» What you need to do
Type out the data exactly as given. Skip any image.

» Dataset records
# # # # # # #

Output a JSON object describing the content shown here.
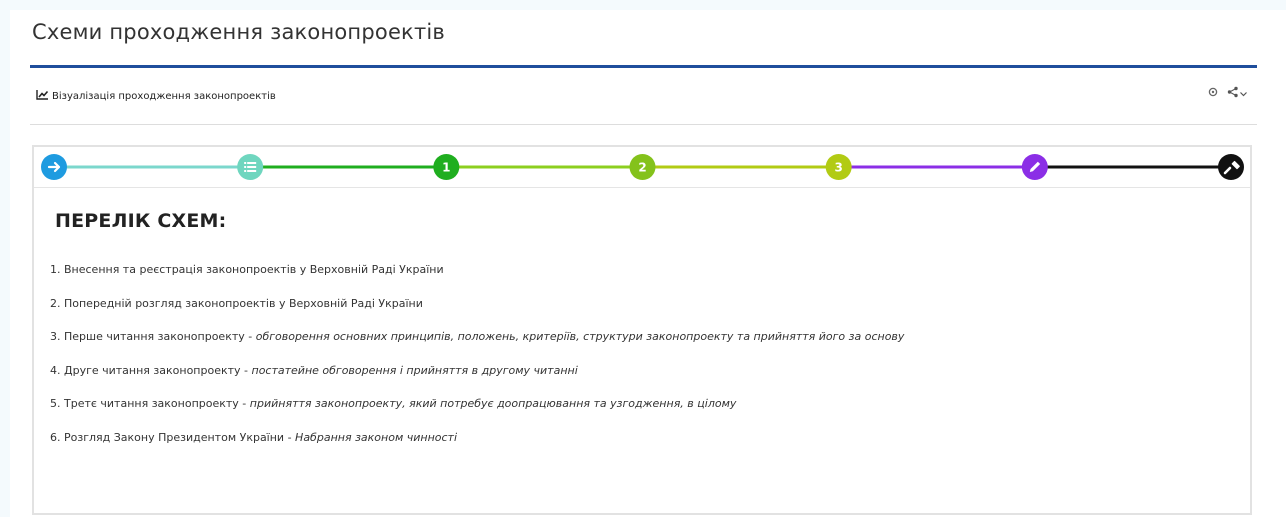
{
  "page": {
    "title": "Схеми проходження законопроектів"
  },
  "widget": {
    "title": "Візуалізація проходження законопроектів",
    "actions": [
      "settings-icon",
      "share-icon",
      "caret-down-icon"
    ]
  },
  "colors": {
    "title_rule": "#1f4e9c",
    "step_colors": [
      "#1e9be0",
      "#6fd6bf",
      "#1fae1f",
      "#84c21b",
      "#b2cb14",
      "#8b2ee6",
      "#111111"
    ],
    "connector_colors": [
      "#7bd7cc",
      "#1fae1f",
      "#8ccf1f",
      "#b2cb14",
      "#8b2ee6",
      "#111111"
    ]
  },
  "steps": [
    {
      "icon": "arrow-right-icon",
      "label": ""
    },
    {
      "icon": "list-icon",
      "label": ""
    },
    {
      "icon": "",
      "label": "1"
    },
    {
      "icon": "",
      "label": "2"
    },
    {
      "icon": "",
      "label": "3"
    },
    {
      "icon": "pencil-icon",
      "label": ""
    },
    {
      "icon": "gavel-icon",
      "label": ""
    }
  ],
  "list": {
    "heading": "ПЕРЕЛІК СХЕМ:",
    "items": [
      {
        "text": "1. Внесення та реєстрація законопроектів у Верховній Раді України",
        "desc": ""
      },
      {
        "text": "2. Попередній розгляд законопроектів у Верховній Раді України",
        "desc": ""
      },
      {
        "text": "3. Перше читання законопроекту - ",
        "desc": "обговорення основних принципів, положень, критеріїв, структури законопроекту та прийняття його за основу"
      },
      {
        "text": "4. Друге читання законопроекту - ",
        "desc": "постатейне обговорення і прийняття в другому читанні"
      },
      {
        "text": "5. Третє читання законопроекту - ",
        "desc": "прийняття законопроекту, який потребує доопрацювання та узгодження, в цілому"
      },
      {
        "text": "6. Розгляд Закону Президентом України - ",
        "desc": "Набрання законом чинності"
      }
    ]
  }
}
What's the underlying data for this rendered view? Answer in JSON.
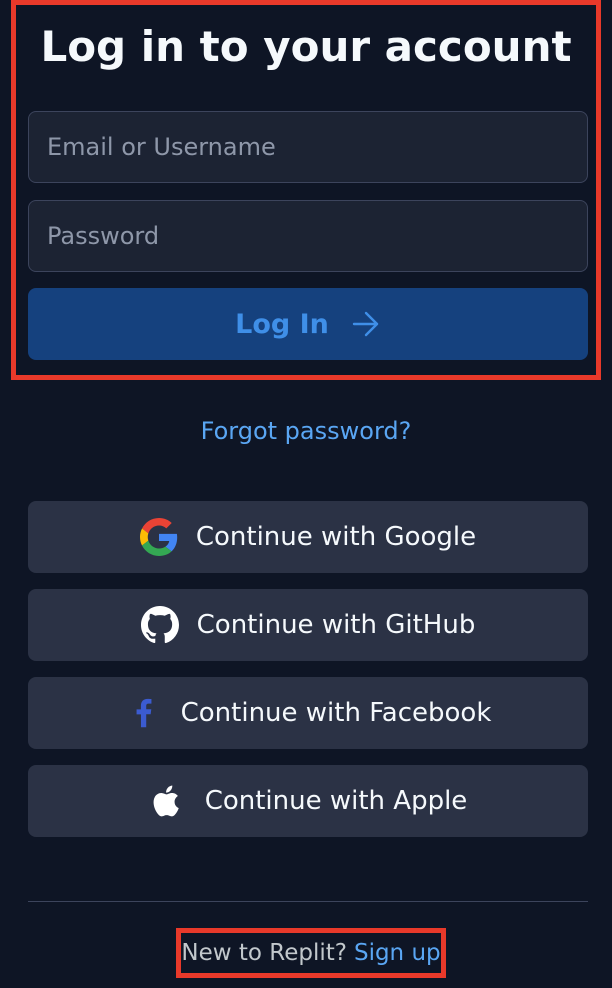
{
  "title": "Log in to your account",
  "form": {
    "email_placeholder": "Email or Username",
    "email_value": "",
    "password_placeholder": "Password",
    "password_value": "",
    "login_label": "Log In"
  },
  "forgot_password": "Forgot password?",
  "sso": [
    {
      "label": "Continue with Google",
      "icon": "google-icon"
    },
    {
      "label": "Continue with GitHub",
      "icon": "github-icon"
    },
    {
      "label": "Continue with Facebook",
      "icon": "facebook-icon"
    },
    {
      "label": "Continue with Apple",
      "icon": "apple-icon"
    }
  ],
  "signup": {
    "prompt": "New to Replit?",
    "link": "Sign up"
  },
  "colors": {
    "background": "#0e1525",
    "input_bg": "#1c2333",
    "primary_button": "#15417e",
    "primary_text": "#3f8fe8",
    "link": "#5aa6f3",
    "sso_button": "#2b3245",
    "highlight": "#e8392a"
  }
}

# # # # # # #

» Response to this exercise
Output a JSON object describing the content shown here.
{
  "page": {
    "title": "Схеми проходження законопроектів"
  },
  "widget": {
    "title": "Візуалізація проходження законопроектів",
    "actions": [
      "settings-icon",
      "share-icon",
      "caret-down-icon"
    ]
  },
  "colors": {
    "title_rule": "#1f4e9c",
    "step_colors": [
      "#1e9be0",
      "#6fd6bf",
      "#1fae1f",
      "#84c21b",
      "#b2cb14",
      "#8b2ee6",
      "#111111"
    ],
    "connector_colors": [
      "#7bd7cc",
      "#1fae1f",
      "#8ccf1f",
      "#b2cb14",
      "#8b2ee6",
      "#111111"
    ]
  },
  "steps": [
    {
      "icon": "arrow-right-icon",
      "label": ""
    },
    {
      "icon": "list-icon",
      "label": ""
    },
    {
      "icon": "",
      "label": "1"
    },
    {
      "icon": "",
      "label": "2"
    },
    {
      "icon": "",
      "label": "3"
    },
    {
      "icon": "pencil-icon",
      "label": ""
    },
    {
      "icon": "gavel-icon",
      "label": ""
    }
  ],
  "list": {
    "heading": "ПЕРЕЛІК СХЕМ:",
    "items": [
      {
        "text": "1. Внесення та реєстрація законопроектів у Верховній Раді України",
        "desc": ""
      },
      {
        "text": "2. Попередній розгляд законопроектів у Верховній Раді України",
        "desc": ""
      },
      {
        "text": "3. Перше читання законопроекту - ",
        "desc": "обговорення основних принципів, положень, критеріїв, структури законопроекту та прийняття його за основу"
      },
      {
        "text": "4. Друге читання законопроекту - ",
        "desc": "постатейне обговорення і прийняття в другому читанні"
      },
      {
        "text": "5. Третє читання законопроекту - ",
        "desc": "прийняття законопроекту, який потребує доопрацювання та узгодження, в цілому"
      },
      {
        "text": "6. Розгляд Закону Президентом України - ",
        "desc": "Набрання законом чинності"
      }
    ]
  }
}
What's the underlying data for this rendered view? Answer in JSON.
{
  "title": "Log in to your account",
  "form": {
    "email_placeholder": "Email or Username",
    "email_value": "",
    "password_placeholder": "Password",
    "password_value": "",
    "login_label": "Log In"
  },
  "forgot_password": "Forgot password?",
  "sso": [
    {
      "label": "Continue with Google",
      "icon": "google-icon"
    },
    {
      "label": "Continue with GitHub",
      "icon": "github-icon"
    },
    {
      "label": "Continue with Facebook",
      "icon": "facebook-icon"
    },
    {
      "label": "Continue with Apple",
      "icon": "apple-icon"
    }
  ],
  "signup": {
    "prompt": "New to Replit?",
    "link": "Sign up"
  },
  "colors": {
    "background": "#0e1525",
    "input_bg": "#1c2333",
    "primary_button": "#15417e",
    "primary_text": "#3f8fe8",
    "link": "#5aa6f3",
    "sso_button": "#2b3245",
    "highlight": "#e8392a"
  }
}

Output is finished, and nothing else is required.